Dataset records
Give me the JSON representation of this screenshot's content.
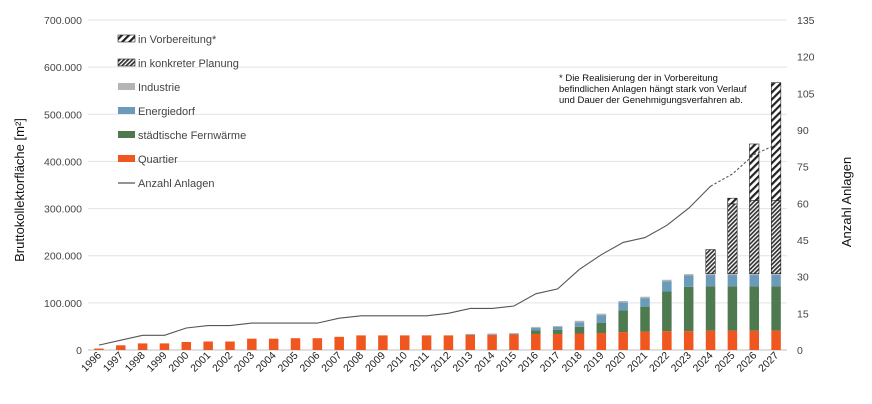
{
  "chart_data": {
    "type": "bar",
    "stacked": true,
    "ylabel": "Bruttokollektorfläche [m²]",
    "y2label": "Anzahl Anlagen",
    "ylim": [
      0,
      700000
    ],
    "y2lim": [
      0,
      135
    ],
    "yticks": [
      "0",
      "100.000",
      "200.000",
      "300.000",
      "400.000",
      "500.000",
      "600.000",
      "700.000"
    ],
    "yticks_values": [
      0,
      100000,
      200000,
      300000,
      400000,
      500000,
      600000,
      700000
    ],
    "y2ticks": [
      "0",
      "15",
      "30",
      "45",
      "60",
      "75",
      "90",
      "105",
      "120",
      "135"
    ],
    "y2ticks_values": [
      0,
      15,
      30,
      45,
      60,
      75,
      90,
      105,
      120,
      135
    ],
    "categories": [
      "1996",
      "1997",
      "1998",
      "1999",
      "2000",
      "2001",
      "2002",
      "2003",
      "2004",
      "2005",
      "2006",
      "2007",
      "2008",
      "2009",
      "2010",
      "2011",
      "2012",
      "2013",
      "2014",
      "2015",
      "2016",
      "2017",
      "2018",
      "2019",
      "2020",
      "2021",
      "2022",
      "2023",
      "2024",
      "2025",
      "2026",
      "2027"
    ],
    "series": [
      {
        "name": "Quartier",
        "color": "#f0561f",
        "pattern": "solid",
        "values": [
          3000,
          10000,
          14000,
          14000,
          17000,
          18000,
          18000,
          24000,
          24000,
          25000,
          25000,
          28000,
          31000,
          31000,
          31000,
          31000,
          31000,
          32000,
          32000,
          33000,
          34000,
          34000,
          35000,
          36000,
          38000,
          39000,
          40000,
          40000,
          41000,
          41000,
          41000,
          41000
        ]
      },
      {
        "name": "städtische Fernwärme",
        "color": "#4f7a50",
        "pattern": "solid",
        "values": [
          0,
          0,
          0,
          0,
          0,
          0,
          0,
          0,
          0,
          0,
          0,
          0,
          0,
          0,
          0,
          0,
          0,
          0,
          0,
          0,
          8000,
          9000,
          14000,
          22000,
          46000,
          53000,
          84000,
          94000,
          94000,
          94000,
          94000,
          94000
        ]
      },
      {
        "name": "Energiedorf",
        "color": "#6a9bba",
        "pattern": "solid",
        "values": [
          0,
          0,
          0,
          0,
          0,
          0,
          0,
          0,
          0,
          0,
          0,
          0,
          0,
          0,
          0,
          0,
          0,
          1000,
          1000,
          1000,
          5000,
          6000,
          10000,
          16000,
          17000,
          18000,
          22000,
          24000,
          24000,
          24000,
          24000,
          24000
        ]
      },
      {
        "name": "Industrie",
        "color": "#b4b4b4",
        "pattern": "solid",
        "values": [
          0,
          0,
          0,
          0,
          0,
          0,
          0,
          0,
          0,
          0,
          0,
          0,
          0,
          0,
          0,
          0,
          0,
          1000,
          2000,
          2000,
          2000,
          2000,
          3000,
          3000,
          3000,
          3000,
          3000,
          3000,
          3000,
          3000,
          3000,
          3000
        ]
      },
      {
        "name": "in konkreter Planung",
        "color": "#333333",
        "pattern": "dense",
        "values": [
          0,
          0,
          0,
          0,
          0,
          0,
          0,
          0,
          0,
          0,
          0,
          0,
          0,
          0,
          0,
          0,
          0,
          0,
          0,
          0,
          0,
          0,
          0,
          0,
          0,
          0,
          0,
          0,
          51000,
          148000,
          155000,
          155000
        ]
      },
      {
        "name": "in Vorbereitung*",
        "color": "#222222",
        "pattern": "wide",
        "values": [
          0,
          0,
          0,
          0,
          0,
          0,
          0,
          0,
          0,
          0,
          0,
          0,
          0,
          0,
          0,
          0,
          0,
          0,
          0,
          0,
          0,
          0,
          0,
          0,
          0,
          0,
          0,
          0,
          0,
          12000,
          120000,
          250000
        ]
      }
    ],
    "line": {
      "name": "Anzahl Anlagen",
      "axis": "y2",
      "values": [
        2,
        4,
        6,
        6,
        9,
        10,
        10,
        11,
        11,
        11,
        11,
        13,
        14,
        14,
        14,
        14,
        15,
        17,
        17,
        18,
        23,
        25,
        33,
        39,
        44,
        46,
        51,
        58,
        67,
        72,
        80,
        84
      ],
      "dashed_from_index": 28
    },
    "legend": [
      {
        "label": "in Vorbereitung*",
        "pattern": "wide"
      },
      {
        "label": "in konkreter Planung",
        "pattern": "dense"
      },
      {
        "label": "Industrie",
        "pattern": "solid",
        "color": "#b4b4b4"
      },
      {
        "label": "Energiedorf",
        "pattern": "solid",
        "color": "#6a9bba"
      },
      {
        "label": "städtische Fernwärme",
        "pattern": "solid",
        "color": "#4f7a50"
      },
      {
        "label": "Quartier",
        "pattern": "solid",
        "color": "#f0561f"
      },
      {
        "label": "Anzahl Anlagen",
        "pattern": "line",
        "color": "#555555"
      }
    ],
    "note": [
      "* Die Realisierung der in Vorbereitung",
      "befindlichen Anlagen hängt stark von Verlauf",
      "und Dauer der Genehmigungsverfahren ab."
    ]
  }
}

### Set problem
Show all lines in the entries above where the word "Anzahl" appears.

### Full response
    "y2label": "Anzahl Anlagen",
      "name": "Anzahl Anlagen",
        "label": "Anzahl Anlagen",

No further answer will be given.